⟨
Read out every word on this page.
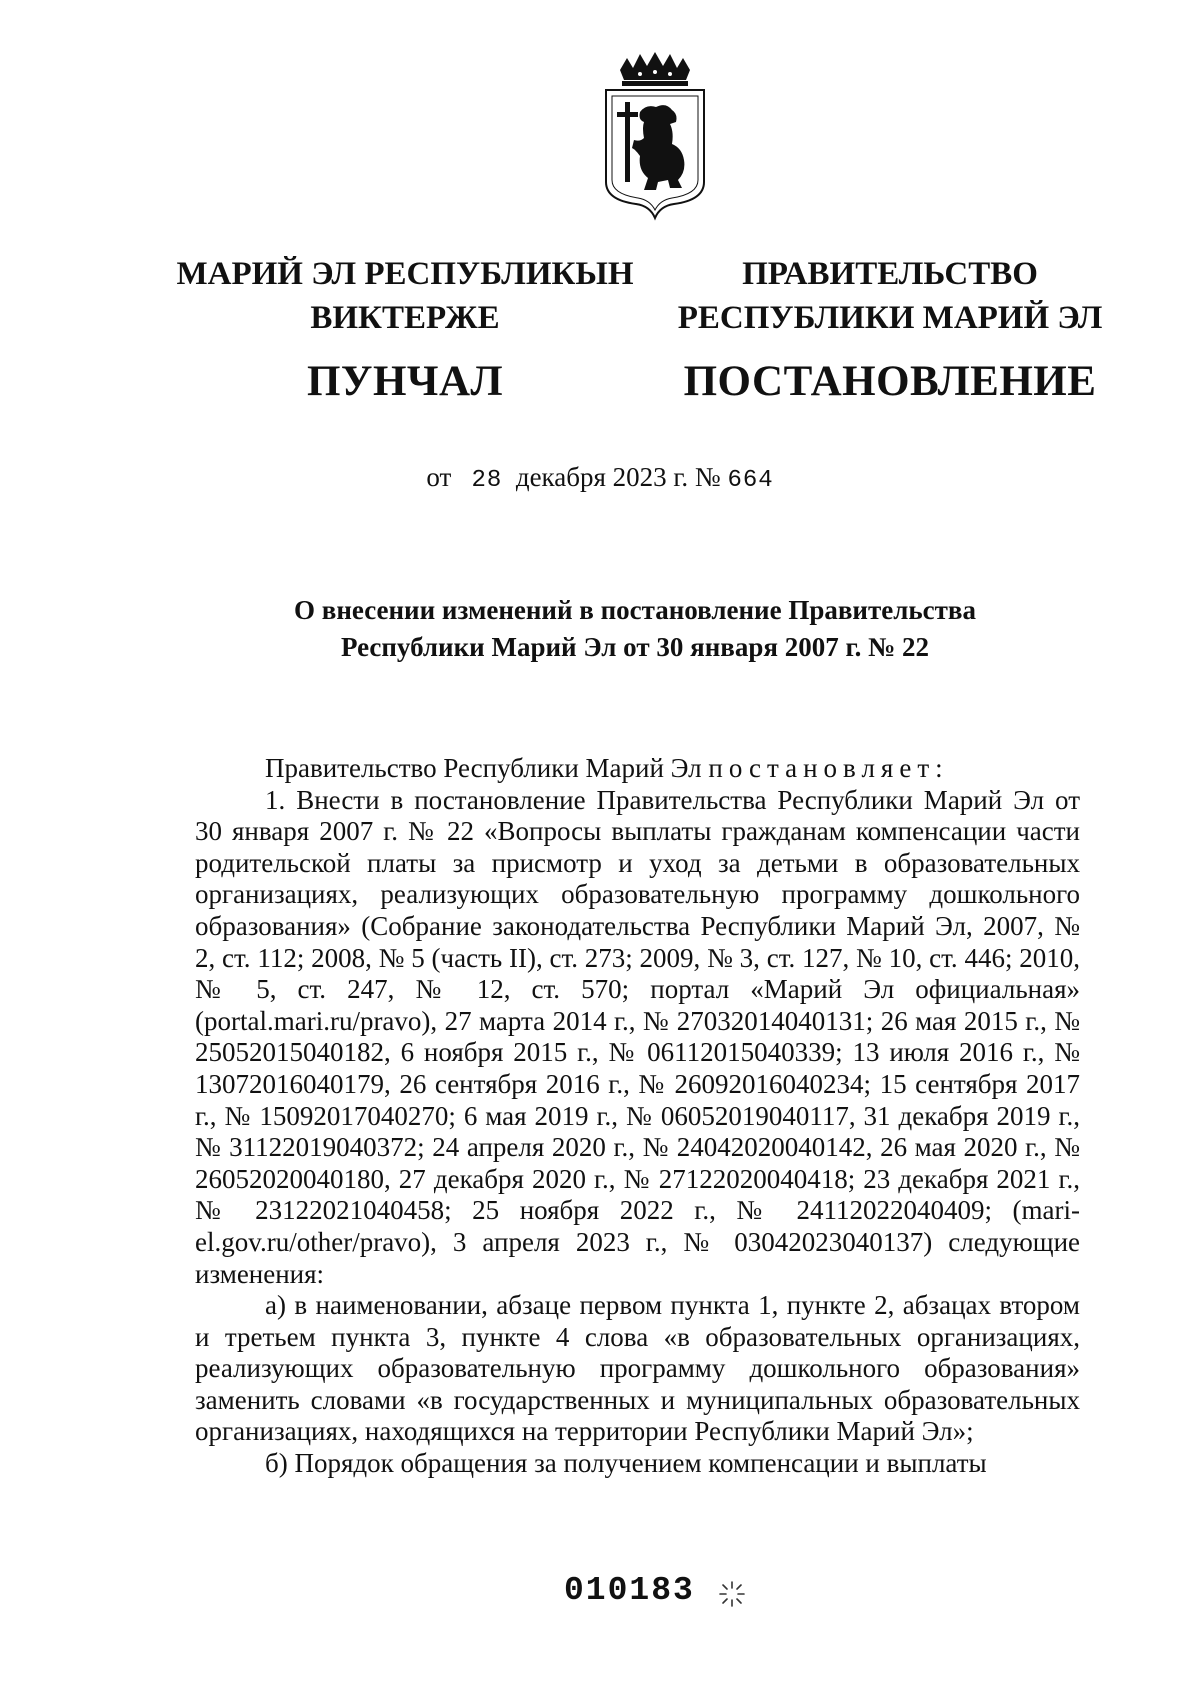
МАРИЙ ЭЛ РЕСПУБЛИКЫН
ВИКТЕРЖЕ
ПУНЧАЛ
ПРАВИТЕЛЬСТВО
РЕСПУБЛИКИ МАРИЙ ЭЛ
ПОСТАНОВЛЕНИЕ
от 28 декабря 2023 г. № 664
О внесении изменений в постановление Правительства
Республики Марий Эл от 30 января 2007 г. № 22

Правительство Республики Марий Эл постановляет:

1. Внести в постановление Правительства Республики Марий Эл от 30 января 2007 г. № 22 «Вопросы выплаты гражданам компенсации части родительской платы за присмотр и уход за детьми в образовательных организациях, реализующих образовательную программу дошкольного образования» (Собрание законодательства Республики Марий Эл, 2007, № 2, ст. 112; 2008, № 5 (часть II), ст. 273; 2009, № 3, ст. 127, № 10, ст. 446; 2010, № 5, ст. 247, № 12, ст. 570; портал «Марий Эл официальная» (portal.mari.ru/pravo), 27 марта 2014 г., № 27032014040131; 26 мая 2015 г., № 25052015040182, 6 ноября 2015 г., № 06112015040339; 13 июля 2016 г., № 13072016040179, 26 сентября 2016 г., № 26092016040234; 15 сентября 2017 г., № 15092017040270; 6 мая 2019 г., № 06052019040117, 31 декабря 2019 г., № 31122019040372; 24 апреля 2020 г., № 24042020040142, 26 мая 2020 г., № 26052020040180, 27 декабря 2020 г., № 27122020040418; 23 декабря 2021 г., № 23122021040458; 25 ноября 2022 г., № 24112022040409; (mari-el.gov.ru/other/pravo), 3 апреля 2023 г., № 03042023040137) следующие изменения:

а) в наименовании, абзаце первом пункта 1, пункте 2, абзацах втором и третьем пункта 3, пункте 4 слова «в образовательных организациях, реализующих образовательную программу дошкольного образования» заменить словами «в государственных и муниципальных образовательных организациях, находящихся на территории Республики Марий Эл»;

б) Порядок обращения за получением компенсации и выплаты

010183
⟩
⟨
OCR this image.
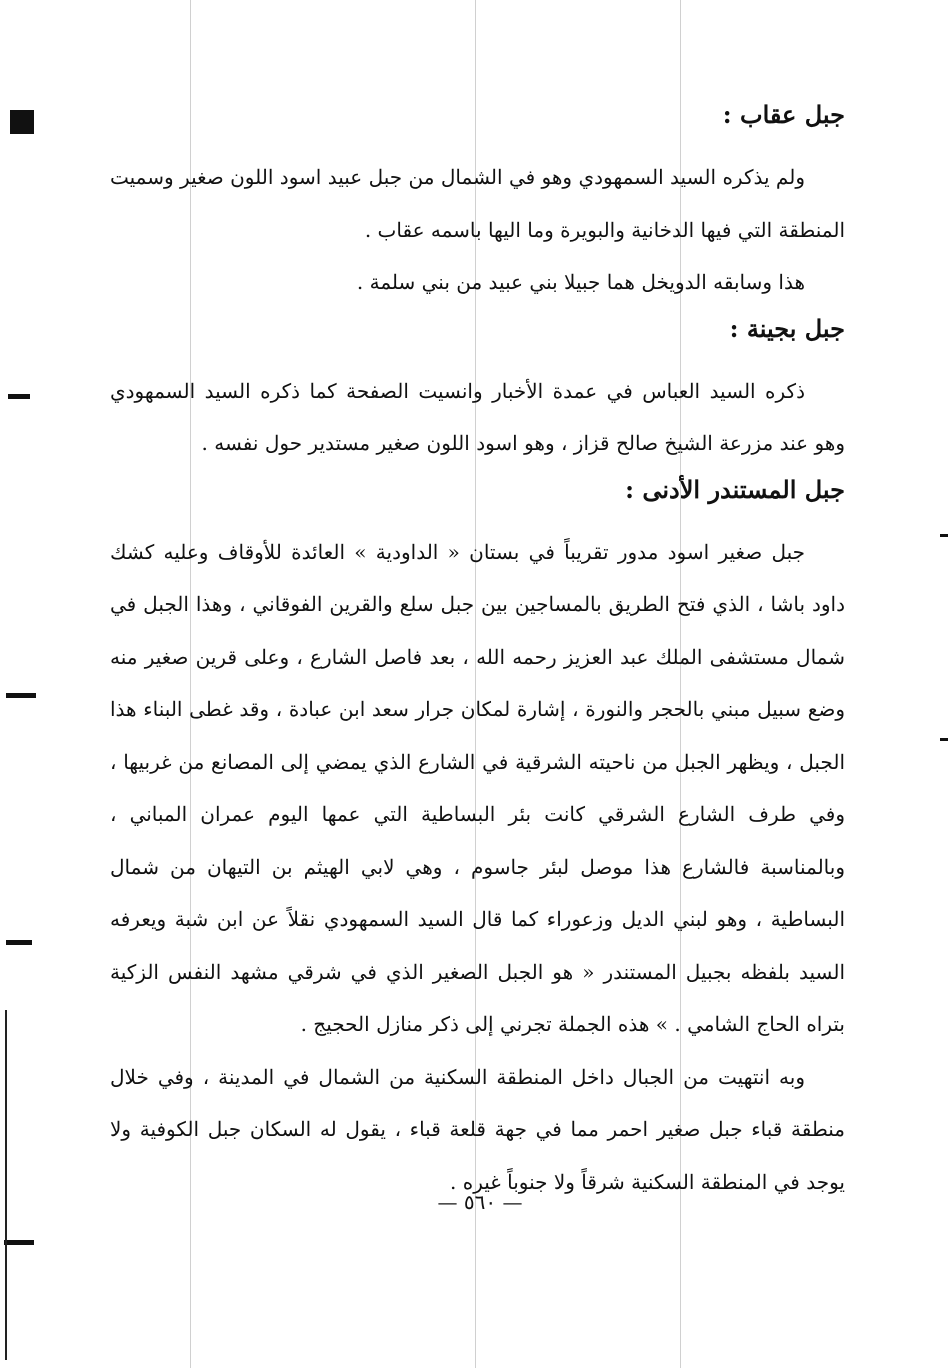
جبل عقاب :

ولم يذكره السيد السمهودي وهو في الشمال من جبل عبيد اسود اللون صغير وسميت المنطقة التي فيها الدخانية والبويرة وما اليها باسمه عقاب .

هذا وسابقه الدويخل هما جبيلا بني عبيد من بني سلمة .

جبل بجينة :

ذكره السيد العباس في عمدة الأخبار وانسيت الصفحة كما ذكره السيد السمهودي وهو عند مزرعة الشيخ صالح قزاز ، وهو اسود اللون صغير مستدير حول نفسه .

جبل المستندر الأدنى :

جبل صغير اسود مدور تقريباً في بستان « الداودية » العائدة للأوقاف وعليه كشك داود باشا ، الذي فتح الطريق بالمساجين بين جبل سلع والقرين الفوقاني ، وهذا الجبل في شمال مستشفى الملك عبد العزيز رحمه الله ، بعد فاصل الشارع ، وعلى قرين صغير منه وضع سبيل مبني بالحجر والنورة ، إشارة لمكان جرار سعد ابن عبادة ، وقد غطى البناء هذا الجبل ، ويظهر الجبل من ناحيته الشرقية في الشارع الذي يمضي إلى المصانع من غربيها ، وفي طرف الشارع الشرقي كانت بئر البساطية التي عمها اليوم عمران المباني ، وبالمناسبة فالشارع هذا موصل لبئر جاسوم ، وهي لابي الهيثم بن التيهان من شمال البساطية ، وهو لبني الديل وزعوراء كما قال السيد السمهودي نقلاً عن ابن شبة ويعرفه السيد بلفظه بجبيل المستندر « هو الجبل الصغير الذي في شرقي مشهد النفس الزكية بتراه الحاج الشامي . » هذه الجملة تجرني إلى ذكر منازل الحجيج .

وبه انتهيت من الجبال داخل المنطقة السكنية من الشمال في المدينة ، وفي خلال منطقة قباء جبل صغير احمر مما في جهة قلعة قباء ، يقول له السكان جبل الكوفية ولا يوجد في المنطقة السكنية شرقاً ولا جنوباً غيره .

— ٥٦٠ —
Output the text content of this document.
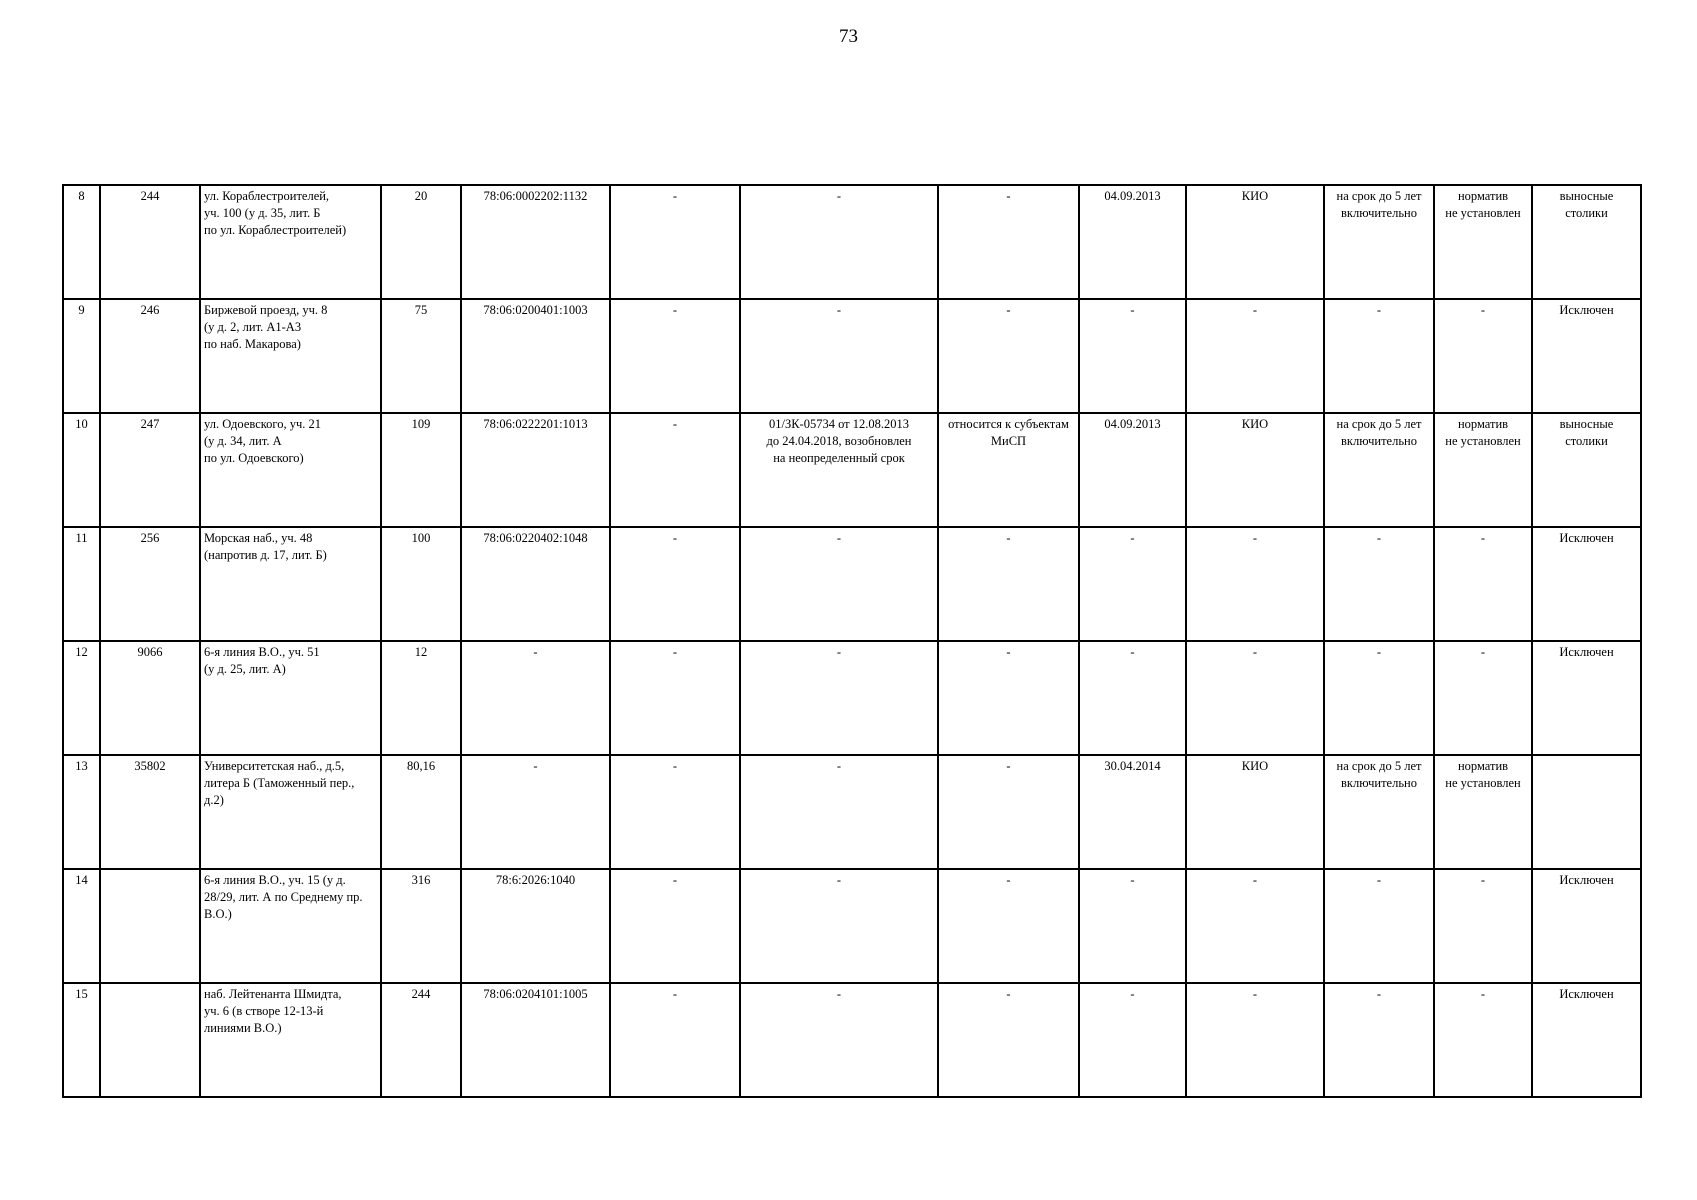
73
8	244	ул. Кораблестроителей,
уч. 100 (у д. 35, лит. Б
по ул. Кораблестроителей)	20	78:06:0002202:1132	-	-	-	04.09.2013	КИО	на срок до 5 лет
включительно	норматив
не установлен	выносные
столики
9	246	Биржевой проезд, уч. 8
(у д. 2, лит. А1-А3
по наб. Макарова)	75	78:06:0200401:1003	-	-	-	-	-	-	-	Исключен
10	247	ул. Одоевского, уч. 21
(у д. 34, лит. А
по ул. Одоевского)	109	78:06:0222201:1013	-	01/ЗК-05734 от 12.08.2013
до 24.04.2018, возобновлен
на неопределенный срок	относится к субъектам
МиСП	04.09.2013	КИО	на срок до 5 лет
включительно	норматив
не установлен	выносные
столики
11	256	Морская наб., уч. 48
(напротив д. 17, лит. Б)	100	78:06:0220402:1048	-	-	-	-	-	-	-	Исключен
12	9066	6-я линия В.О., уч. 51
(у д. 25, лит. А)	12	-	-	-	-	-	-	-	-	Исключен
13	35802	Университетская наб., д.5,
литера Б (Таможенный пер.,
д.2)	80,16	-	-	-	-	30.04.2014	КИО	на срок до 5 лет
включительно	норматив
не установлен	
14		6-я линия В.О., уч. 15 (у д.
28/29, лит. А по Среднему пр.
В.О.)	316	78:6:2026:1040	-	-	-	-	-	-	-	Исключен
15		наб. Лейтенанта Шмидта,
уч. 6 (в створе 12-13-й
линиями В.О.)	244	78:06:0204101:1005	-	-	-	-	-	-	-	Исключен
⟩
* _What is needed_
Scan the lines for the string "اللون". Pick out every line that has it.

* _Correct answer_
ولم يذكره السيد السمهودي وهو في الشمال من جبل عبيد اسود اللون صغير وسميت المنطقة التي فيها الدخانية والبويرة وما اليها باسمه عقاب .
ذكره السيد العباس في عمدة الأخبار وانسيت الصفحة كما ذكره السيد السمهودي وهو عند مزرعة الشيخ صالح قزاز ، وهو اسود اللون صغير مستدير حول نفسه .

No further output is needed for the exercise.